### To do
Duplicate the items starting at the line that contains "gridlines bbox=[212, 22, 809, 378]" and ending after the line that contains "x-tick-label: 60% bbox=[552, 1, 588, 20]".

### Record excerpts
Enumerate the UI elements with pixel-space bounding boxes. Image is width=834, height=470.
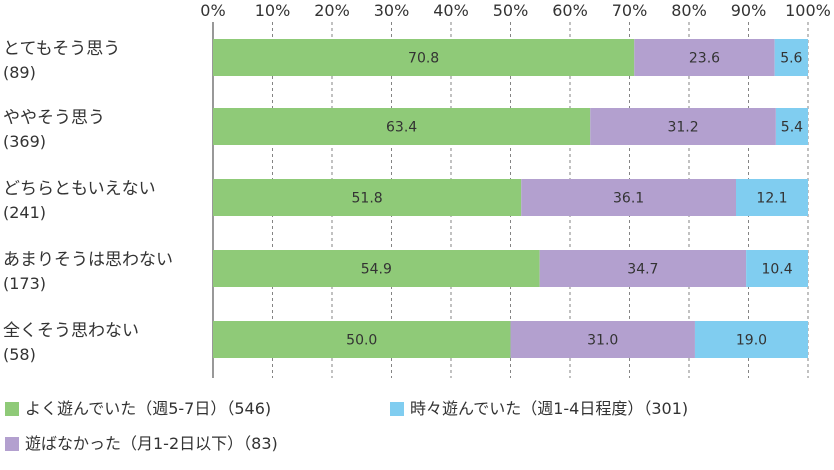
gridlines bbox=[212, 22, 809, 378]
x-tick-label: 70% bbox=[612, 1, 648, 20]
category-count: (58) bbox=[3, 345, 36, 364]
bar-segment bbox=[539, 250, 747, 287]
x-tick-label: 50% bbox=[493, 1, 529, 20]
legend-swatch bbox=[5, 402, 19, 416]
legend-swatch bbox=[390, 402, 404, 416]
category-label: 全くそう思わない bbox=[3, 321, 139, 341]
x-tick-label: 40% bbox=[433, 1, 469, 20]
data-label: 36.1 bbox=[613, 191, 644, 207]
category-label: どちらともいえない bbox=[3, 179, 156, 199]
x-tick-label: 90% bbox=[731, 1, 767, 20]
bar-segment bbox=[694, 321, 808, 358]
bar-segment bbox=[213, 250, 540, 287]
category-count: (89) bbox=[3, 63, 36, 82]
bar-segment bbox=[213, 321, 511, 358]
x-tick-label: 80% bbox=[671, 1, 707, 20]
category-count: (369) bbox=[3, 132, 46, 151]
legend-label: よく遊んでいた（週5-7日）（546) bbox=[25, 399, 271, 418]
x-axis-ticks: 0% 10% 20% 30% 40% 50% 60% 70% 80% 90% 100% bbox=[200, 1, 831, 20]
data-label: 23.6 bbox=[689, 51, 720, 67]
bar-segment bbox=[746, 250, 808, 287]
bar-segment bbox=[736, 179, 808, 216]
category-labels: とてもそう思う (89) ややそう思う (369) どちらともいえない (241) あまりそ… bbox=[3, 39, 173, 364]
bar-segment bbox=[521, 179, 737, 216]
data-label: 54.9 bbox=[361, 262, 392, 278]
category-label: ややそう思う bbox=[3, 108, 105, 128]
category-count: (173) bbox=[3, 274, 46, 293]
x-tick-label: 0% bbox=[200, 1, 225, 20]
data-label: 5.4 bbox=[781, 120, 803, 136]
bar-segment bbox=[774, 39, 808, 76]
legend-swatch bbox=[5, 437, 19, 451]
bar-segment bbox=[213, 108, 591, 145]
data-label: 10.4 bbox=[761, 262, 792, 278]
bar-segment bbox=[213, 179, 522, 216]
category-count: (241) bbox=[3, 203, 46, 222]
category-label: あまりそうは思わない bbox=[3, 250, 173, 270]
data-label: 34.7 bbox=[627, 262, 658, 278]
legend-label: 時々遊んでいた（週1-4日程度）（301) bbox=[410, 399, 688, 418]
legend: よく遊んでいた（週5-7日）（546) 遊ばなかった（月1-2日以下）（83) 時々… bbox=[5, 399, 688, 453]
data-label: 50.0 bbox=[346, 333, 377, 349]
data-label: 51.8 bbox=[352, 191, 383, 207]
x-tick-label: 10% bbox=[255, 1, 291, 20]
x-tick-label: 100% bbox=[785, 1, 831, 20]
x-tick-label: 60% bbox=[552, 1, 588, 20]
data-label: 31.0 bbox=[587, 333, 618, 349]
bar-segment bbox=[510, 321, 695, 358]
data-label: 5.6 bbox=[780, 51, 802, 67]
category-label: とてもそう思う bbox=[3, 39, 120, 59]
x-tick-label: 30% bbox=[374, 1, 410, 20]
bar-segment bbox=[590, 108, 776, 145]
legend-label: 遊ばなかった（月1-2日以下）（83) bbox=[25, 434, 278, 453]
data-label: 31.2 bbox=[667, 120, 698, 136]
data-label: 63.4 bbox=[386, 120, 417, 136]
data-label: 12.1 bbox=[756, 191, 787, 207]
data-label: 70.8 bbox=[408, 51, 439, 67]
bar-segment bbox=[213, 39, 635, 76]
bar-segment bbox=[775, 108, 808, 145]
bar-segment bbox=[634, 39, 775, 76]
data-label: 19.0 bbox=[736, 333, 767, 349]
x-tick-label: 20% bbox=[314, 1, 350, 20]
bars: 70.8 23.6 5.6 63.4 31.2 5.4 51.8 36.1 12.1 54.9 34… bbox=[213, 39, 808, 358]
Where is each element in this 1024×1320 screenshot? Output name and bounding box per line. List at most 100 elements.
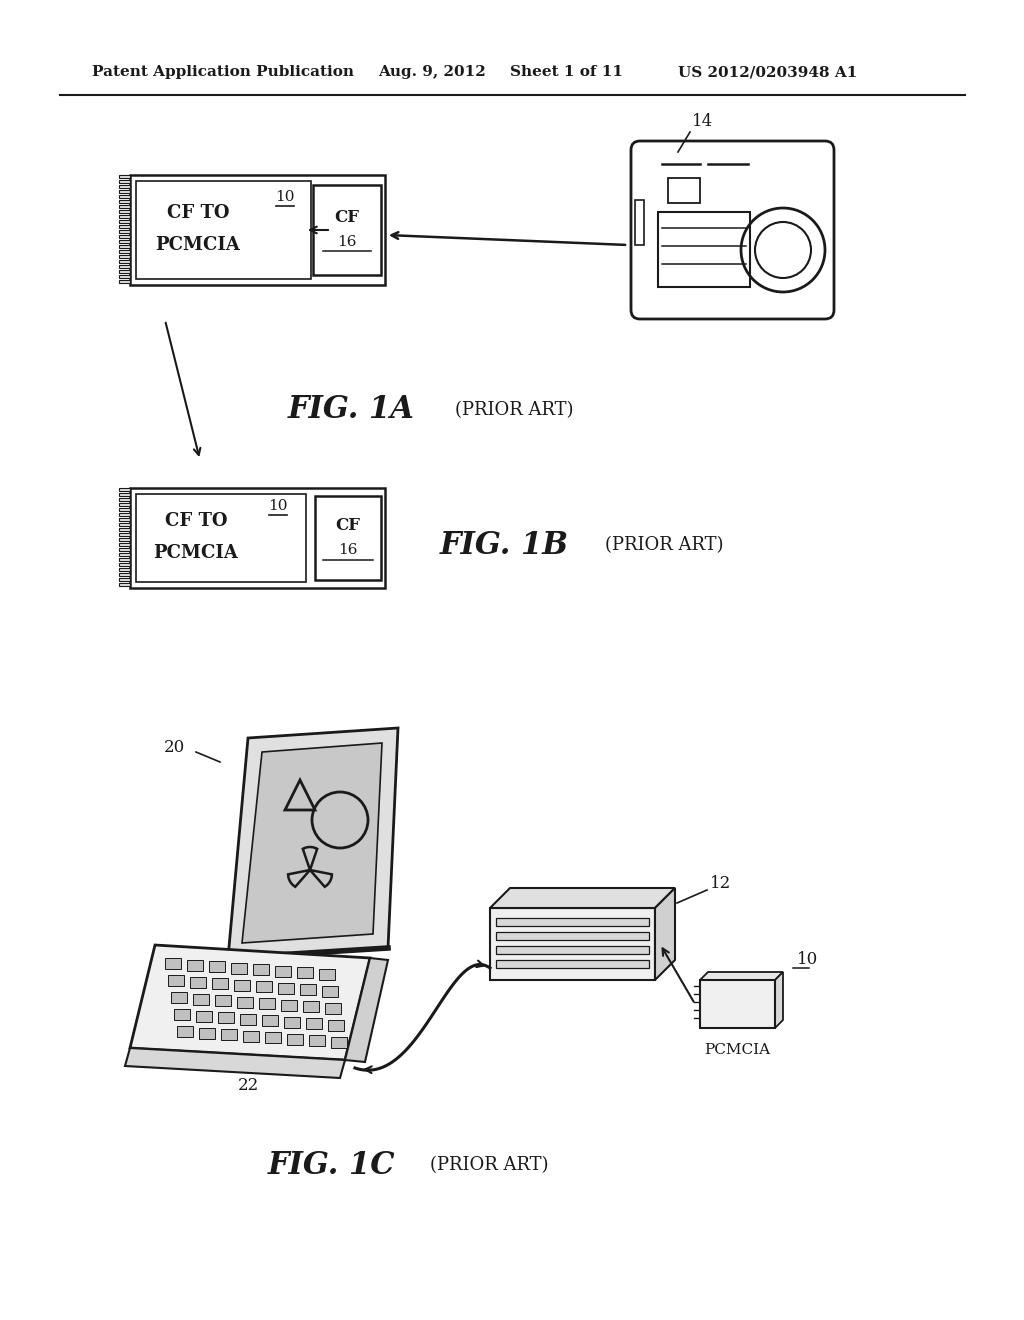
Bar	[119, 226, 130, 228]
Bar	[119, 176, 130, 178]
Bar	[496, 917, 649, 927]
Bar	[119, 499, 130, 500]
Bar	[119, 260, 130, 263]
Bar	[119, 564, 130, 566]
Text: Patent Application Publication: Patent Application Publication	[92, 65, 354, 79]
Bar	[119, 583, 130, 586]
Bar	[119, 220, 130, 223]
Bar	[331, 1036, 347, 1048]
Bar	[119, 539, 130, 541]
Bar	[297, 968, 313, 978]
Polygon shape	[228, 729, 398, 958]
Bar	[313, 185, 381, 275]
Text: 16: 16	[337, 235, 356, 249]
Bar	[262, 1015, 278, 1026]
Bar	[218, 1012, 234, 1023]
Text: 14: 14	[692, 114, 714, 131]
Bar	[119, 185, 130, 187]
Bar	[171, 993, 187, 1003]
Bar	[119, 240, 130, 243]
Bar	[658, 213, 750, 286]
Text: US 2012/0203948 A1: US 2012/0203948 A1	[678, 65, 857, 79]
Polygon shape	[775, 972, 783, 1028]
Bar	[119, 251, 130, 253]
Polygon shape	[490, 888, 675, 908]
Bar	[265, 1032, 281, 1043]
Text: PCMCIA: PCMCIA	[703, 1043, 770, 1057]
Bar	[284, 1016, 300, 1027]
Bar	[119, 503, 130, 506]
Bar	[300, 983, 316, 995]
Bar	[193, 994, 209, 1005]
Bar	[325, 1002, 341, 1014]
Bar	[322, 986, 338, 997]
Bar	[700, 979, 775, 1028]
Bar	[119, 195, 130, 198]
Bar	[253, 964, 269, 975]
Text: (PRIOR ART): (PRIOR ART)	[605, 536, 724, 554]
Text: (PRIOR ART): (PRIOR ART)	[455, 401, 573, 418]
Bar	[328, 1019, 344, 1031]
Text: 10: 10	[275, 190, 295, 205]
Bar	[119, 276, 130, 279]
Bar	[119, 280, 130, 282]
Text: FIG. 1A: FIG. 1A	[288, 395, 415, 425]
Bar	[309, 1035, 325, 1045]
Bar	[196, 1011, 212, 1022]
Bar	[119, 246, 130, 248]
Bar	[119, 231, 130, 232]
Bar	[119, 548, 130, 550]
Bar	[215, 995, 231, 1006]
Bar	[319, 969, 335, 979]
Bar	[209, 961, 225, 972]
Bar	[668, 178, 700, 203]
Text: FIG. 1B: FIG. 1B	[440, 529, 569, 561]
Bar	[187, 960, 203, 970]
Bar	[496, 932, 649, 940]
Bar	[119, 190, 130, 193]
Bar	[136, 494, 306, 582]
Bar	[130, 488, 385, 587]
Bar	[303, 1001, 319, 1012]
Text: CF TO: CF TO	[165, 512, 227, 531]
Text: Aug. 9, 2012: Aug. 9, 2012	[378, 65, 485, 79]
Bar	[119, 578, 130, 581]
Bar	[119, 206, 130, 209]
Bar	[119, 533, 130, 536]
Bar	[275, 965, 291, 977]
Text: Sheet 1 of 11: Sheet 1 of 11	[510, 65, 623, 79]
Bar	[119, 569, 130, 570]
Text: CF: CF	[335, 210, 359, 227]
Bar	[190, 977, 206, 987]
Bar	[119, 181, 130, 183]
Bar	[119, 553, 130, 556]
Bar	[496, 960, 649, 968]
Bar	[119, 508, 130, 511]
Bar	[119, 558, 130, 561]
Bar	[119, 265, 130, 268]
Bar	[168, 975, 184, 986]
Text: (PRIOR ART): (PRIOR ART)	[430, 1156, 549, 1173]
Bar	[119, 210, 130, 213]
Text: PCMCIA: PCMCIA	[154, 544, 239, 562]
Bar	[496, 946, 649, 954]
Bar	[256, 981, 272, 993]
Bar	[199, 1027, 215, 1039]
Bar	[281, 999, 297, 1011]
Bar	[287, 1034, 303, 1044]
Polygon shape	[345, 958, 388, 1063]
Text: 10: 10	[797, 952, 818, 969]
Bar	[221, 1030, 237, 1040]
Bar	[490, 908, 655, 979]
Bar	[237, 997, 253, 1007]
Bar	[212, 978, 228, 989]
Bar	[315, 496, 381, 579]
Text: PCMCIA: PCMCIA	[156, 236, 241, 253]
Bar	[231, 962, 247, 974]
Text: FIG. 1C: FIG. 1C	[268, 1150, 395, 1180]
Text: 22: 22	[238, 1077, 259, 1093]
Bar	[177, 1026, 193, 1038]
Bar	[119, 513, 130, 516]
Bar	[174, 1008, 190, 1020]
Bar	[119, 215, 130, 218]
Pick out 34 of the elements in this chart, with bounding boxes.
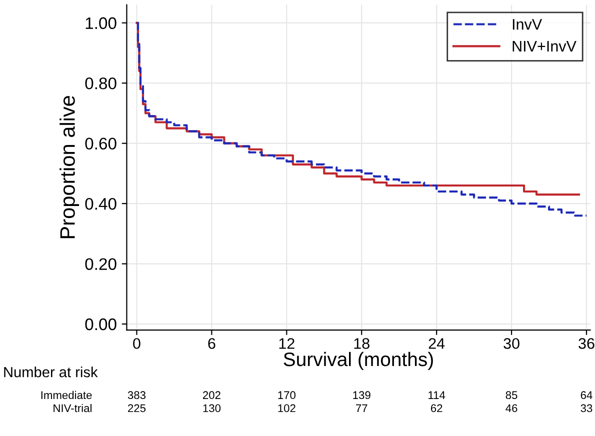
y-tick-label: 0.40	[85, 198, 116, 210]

### The solution
gridlines bbox=[212, 22, 809, 378]
x-tick-label: 70% bbox=[612, 1, 648, 20]
category-count: (58) bbox=[3, 345, 36, 364]
bar-segment bbox=[539, 250, 747, 287]
x-tick-label: 50% bbox=[493, 1, 529, 20]
legend-swatch bbox=[5, 402, 19, 416]
legend-swatch bbox=[390, 402, 404, 416]
category-label: 全くそう思わない bbox=[3, 321, 139, 341]
x-tick-label: 40% bbox=[433, 1, 469, 20]
data-label: 36.1 bbox=[613, 191, 644, 207]
category-label: どちらともいえない bbox=[3, 179, 156, 199]
x-tick-label: 90% bbox=[731, 1, 767, 20]
bar-segment bbox=[694, 321, 808, 358]
bar-segment bbox=[213, 250, 540, 287]
category-count: (89) bbox=[3, 63, 36, 82]
bar-segment bbox=[213, 321, 511, 358]
x-tick-label: 80% bbox=[671, 1, 707, 20]
category-count: (369) bbox=[3, 132, 46, 151]
legend-label: よく遊んでいた（週5-7日）（546) bbox=[25, 399, 271, 418]
x-axis-ticks: 0% 10% 20% 30% 40% 50% 60% 70% 80% 90% 100% bbox=[200, 1, 831, 20]
data-label: 23.6 bbox=[689, 51, 720, 67]
bar-segment bbox=[746, 250, 808, 287]
bar-segment bbox=[736, 179, 808, 216]
category-labels: とてもそう思う (89) ややそう思う (369) どちらともいえない (241) あまりそ… bbox=[3, 39, 173, 364]
bar-segment bbox=[521, 179, 737, 216]
data-label: 54.9 bbox=[361, 262, 392, 278]
category-label: ややそう思う bbox=[3, 108, 105, 128]
category-count: (173) bbox=[3, 274, 46, 293]
x-tick-label: 0% bbox=[200, 1, 225, 20]
data-label: 5.4 bbox=[781, 120, 803, 136]
bar-segment bbox=[774, 39, 808, 76]
legend-swatch bbox=[5, 437, 19, 451]
bar-segment bbox=[213, 108, 591, 145]
data-label: 10.4 bbox=[761, 262, 792, 278]
bar-segment bbox=[213, 179, 522, 216]
category-count: (241) bbox=[3, 203, 46, 222]
category-label: あまりそうは思わない bbox=[3, 250, 173, 270]
data-label: 34.7 bbox=[627, 262, 658, 278]
legend-label: 時々遊んでいた（週1-4日程度）（301) bbox=[410, 399, 688, 418]
legend: よく遊んでいた（週5-7日）（546) 遊ばなかった（月1-2日以下）（83) 時々… bbox=[5, 399, 688, 453]
data-label: 50.0 bbox=[346, 333, 377, 349]
data-label: 51.8 bbox=[352, 191, 383, 207]
x-tick-label: 10% bbox=[255, 1, 291, 20]
x-tick-label: 100% bbox=[785, 1, 831, 20]
x-tick-label: 60% bbox=[552, 1, 588, 20]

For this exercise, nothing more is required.